**THE REQUEST**
All lines featuring the string "Davinor" are to be listed.

**DATASET RECORDS**

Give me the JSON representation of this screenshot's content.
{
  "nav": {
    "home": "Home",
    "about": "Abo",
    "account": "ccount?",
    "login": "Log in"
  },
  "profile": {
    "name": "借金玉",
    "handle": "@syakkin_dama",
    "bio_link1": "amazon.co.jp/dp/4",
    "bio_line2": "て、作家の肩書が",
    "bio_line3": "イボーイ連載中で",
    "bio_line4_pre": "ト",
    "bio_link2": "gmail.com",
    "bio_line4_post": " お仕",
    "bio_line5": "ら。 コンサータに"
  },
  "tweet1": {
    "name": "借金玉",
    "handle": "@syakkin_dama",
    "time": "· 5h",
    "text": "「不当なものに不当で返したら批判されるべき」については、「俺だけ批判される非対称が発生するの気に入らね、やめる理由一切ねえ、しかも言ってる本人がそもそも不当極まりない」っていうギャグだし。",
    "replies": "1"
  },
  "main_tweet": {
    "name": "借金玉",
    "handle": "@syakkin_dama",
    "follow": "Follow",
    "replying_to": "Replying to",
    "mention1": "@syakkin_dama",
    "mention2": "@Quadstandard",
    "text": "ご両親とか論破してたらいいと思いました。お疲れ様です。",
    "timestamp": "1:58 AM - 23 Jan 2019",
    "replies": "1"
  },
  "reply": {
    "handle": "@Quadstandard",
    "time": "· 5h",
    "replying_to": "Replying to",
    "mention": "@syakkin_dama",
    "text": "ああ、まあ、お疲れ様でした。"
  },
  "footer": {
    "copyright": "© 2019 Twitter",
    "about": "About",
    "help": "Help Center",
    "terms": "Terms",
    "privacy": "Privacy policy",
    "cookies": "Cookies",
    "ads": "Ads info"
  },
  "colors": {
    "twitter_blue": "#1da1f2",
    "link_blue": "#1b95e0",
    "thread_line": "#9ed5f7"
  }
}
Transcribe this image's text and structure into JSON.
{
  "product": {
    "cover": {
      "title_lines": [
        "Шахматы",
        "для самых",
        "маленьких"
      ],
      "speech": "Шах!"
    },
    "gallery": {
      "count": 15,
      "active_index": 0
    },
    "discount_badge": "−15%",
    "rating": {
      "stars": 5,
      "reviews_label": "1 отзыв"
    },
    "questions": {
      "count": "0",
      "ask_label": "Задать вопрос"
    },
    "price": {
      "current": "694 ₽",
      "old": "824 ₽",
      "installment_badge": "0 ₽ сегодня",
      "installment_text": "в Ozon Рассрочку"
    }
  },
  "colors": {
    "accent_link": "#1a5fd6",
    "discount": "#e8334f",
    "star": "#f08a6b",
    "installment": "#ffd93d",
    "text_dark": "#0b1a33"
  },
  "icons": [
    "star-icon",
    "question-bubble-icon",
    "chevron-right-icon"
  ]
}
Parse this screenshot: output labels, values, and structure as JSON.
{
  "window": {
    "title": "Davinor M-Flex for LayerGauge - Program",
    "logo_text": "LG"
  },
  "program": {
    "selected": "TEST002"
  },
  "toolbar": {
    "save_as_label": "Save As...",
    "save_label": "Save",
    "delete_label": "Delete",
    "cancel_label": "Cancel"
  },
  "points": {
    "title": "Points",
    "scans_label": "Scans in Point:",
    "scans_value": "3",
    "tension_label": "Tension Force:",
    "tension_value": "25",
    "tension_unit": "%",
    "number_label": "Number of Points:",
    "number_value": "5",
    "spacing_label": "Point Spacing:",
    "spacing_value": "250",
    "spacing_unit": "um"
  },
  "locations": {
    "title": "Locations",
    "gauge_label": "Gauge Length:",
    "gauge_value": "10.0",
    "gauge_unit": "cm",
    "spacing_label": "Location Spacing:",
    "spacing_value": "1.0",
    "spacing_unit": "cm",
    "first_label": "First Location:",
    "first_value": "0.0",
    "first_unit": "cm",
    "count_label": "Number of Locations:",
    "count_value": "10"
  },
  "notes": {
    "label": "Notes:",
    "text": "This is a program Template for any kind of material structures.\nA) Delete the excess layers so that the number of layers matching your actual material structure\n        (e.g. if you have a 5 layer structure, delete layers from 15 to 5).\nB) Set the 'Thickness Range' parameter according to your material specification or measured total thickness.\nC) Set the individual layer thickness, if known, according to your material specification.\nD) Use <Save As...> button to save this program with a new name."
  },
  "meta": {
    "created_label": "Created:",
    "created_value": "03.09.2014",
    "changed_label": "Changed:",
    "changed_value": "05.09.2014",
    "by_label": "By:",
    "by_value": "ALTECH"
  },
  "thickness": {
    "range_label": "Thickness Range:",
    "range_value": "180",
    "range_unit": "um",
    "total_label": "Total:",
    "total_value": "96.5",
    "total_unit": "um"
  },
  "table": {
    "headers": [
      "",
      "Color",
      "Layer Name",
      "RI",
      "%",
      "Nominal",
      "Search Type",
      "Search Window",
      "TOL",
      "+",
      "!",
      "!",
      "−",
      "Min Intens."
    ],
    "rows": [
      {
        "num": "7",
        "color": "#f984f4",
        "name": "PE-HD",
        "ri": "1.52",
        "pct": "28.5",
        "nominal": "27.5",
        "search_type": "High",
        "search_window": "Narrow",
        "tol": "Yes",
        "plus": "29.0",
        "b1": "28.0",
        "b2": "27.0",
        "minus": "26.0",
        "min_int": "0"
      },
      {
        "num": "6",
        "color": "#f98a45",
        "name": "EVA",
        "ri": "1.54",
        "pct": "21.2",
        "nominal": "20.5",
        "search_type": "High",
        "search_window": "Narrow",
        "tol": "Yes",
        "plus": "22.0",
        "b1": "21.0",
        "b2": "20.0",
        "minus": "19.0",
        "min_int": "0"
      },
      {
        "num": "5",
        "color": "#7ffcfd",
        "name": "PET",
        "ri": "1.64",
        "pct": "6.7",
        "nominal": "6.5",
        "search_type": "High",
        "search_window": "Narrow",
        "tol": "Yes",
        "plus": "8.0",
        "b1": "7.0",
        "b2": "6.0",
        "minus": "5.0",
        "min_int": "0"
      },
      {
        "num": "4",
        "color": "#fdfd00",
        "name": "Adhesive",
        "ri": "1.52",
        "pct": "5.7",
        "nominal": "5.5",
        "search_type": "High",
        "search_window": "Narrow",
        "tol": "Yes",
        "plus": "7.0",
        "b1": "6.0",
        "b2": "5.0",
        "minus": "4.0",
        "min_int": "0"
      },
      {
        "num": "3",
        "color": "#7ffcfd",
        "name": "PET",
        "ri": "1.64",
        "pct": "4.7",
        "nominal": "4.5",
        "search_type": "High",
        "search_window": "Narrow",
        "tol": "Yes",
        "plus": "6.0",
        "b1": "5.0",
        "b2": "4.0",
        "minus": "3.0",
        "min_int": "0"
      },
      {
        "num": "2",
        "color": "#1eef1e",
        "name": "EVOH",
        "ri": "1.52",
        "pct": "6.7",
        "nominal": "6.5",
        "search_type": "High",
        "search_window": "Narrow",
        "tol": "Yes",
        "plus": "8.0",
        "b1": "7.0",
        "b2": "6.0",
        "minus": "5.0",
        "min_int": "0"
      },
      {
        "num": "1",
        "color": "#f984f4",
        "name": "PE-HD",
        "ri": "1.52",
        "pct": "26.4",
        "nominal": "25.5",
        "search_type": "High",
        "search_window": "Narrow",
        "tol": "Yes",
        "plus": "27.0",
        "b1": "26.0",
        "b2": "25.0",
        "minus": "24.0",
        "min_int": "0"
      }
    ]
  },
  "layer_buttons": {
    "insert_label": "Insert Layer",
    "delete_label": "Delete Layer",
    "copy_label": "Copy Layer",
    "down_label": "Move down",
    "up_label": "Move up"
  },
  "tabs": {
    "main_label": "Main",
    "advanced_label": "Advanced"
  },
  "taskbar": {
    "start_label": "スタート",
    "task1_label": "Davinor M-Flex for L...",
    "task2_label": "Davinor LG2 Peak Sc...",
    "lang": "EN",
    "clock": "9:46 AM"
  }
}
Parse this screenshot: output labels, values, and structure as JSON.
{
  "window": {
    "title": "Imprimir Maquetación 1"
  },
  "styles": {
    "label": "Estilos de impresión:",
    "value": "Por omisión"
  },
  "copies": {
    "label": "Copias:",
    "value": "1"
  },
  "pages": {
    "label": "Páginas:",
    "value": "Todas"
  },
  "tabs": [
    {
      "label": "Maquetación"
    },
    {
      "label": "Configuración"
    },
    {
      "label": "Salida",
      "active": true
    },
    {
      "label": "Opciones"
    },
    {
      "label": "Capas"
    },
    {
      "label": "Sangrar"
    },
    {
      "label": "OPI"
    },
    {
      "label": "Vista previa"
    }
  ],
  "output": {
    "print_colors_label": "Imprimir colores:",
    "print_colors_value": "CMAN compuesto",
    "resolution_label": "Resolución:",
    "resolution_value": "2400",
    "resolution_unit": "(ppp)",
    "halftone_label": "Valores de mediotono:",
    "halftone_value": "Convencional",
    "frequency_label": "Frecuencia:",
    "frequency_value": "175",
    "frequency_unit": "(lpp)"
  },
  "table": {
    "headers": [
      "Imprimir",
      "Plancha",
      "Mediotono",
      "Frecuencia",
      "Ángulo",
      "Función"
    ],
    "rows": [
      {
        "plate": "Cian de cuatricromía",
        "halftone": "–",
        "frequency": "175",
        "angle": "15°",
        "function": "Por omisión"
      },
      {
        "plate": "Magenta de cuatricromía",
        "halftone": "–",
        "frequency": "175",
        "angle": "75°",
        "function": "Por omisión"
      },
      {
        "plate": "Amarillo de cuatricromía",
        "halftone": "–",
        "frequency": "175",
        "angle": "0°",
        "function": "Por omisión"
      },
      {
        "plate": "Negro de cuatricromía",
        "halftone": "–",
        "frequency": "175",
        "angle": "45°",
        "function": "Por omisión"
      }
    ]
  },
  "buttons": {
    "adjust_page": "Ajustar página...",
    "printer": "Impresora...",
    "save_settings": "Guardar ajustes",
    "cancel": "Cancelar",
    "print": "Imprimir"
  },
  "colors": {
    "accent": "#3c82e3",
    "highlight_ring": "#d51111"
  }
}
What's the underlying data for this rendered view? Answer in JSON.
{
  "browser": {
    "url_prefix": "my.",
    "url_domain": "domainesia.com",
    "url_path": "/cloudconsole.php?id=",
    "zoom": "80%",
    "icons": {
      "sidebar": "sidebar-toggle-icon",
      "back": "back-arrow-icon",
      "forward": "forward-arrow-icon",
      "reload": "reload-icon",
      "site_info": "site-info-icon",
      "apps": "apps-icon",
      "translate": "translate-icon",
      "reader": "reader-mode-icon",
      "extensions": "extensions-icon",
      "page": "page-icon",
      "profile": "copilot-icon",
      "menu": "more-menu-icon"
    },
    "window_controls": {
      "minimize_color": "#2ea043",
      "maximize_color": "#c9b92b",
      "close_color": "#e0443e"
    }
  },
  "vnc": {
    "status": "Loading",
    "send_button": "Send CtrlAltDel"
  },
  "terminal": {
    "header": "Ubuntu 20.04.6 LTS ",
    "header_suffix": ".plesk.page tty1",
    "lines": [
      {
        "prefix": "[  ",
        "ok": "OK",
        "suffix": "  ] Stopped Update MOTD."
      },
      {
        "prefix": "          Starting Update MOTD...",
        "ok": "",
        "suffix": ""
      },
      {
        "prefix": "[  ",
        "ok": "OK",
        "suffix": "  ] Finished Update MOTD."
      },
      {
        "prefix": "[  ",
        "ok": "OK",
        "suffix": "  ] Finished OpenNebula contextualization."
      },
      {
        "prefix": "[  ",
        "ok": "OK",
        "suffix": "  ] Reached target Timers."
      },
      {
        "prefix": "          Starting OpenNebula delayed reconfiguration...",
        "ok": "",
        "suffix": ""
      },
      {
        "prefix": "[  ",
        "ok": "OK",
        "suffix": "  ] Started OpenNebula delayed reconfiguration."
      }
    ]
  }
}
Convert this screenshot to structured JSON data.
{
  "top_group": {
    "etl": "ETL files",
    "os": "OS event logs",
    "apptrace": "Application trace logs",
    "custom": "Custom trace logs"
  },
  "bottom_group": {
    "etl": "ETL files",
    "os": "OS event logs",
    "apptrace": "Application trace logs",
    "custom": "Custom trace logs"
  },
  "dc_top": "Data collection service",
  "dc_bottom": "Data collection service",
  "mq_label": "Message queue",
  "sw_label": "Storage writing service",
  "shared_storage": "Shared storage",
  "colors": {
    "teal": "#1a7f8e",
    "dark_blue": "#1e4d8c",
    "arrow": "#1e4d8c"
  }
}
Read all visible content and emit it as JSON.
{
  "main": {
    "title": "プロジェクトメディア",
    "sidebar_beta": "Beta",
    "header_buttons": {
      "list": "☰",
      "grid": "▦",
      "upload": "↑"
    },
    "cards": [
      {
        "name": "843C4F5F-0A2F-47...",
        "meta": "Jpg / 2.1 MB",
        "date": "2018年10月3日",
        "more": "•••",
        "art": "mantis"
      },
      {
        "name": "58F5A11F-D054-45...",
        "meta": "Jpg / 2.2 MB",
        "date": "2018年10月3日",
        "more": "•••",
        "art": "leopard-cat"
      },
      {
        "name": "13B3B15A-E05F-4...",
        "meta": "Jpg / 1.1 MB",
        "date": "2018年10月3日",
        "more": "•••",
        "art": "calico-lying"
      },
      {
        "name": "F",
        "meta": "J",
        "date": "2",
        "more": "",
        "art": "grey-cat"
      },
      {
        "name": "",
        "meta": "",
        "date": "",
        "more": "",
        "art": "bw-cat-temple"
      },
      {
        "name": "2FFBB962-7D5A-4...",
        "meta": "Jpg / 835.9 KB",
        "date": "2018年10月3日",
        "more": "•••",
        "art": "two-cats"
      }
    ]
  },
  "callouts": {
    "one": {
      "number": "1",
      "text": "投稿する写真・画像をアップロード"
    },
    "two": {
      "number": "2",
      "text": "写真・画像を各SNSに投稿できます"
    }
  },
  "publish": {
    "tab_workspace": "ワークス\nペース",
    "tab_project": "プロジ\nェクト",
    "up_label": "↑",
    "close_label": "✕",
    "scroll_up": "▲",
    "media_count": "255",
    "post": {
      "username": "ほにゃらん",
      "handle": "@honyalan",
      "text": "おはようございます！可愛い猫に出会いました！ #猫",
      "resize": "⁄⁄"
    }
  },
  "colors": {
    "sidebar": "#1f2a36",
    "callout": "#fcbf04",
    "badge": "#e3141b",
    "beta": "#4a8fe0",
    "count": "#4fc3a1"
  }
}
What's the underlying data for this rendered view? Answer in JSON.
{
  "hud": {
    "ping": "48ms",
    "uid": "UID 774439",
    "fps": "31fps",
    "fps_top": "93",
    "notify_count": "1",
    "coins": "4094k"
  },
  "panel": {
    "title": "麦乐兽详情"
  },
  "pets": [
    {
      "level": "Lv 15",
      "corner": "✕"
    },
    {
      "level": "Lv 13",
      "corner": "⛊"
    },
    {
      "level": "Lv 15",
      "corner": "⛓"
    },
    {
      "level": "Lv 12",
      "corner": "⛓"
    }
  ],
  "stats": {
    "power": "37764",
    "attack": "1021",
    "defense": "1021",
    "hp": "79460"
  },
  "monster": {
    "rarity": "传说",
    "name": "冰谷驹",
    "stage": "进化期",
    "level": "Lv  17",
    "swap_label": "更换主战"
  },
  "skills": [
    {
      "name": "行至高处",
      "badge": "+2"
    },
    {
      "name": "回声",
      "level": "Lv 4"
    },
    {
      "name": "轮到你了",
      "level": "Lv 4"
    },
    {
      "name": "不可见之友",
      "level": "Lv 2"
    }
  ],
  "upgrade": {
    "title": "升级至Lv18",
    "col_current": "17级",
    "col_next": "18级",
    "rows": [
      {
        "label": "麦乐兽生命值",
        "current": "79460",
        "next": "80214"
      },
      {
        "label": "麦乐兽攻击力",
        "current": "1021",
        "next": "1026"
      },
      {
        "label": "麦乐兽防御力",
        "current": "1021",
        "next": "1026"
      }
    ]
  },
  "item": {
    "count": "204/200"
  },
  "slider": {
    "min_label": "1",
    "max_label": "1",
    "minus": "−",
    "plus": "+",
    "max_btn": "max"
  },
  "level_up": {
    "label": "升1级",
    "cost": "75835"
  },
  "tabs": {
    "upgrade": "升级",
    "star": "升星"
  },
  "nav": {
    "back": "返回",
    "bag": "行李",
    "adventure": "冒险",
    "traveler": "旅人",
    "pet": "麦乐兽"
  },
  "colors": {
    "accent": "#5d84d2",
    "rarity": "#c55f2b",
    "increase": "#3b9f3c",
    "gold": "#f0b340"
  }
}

**ANSWER FOR THIS EXERCISE**
    "title": "Davinor M-Flex for LayerGauge - Program",
    "task1_label": "Davinor M-Flex for L...",
    "task2_label": "Davinor LG2 Peak Sc...",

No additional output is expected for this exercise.